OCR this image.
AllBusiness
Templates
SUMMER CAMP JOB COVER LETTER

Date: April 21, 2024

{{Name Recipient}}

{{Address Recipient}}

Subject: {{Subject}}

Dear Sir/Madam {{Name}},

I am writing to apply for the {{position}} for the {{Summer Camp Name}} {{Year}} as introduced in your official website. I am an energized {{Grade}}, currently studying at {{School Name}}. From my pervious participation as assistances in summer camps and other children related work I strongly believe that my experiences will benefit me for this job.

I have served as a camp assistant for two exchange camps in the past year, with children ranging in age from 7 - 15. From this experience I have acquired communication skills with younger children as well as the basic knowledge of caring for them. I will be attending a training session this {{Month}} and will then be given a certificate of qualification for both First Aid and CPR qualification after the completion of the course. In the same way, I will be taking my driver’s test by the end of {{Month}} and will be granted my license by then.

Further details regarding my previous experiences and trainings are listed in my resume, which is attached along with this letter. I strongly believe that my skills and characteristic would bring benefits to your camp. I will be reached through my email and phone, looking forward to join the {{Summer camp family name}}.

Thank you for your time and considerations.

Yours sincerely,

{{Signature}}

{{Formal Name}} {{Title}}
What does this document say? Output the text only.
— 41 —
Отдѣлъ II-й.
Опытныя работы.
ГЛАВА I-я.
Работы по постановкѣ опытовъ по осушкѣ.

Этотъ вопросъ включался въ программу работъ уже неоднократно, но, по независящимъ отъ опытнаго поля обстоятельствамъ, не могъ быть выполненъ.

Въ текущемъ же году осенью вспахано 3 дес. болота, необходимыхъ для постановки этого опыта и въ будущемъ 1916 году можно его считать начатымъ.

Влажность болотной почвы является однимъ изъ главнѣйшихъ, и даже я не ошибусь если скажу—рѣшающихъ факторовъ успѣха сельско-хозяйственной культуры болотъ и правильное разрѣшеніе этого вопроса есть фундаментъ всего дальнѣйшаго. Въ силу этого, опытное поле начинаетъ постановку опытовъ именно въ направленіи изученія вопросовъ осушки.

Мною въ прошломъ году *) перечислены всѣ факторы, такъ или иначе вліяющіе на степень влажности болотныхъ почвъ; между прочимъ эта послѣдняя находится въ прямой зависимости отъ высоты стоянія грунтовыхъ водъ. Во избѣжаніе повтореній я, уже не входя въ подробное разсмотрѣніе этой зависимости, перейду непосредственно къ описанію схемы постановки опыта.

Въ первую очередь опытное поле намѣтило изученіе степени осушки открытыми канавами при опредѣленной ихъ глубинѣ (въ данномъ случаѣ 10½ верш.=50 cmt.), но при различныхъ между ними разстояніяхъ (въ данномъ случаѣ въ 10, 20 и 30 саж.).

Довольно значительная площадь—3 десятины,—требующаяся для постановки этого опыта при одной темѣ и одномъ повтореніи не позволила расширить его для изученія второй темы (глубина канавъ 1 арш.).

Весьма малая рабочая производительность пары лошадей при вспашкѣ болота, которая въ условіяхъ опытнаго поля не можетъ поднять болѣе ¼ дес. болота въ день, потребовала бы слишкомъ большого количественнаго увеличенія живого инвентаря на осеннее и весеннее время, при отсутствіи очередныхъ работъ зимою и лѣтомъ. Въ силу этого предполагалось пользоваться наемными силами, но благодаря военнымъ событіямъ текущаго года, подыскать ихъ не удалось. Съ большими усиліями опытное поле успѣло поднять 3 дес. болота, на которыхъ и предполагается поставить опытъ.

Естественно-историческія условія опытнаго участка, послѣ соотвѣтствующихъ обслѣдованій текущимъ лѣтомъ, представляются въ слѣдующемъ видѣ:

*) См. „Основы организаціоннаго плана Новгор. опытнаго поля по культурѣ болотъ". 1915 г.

▶ [Required task]: Gather every line from the listing above in which "опытовъ" appears, and copy those lines.

▶ [Complete response]:
Работы по постановкѣ опытовъ по осушкѣ.
Влажность болотной почвы является однимъ изъ главнѣйшихъ, и даже я не ошибусь если скажу—рѣшающихъ факторовъ успѣха сельско-хозяйственной культуры болотъ и правильное разрѣшеніе этого вопроса есть фундаментъ всего дальнѣйшаго. Въ силу этого, опытное поле начинаетъ постановку опытовъ именно въ направленіи изученія вопросовъ осушки.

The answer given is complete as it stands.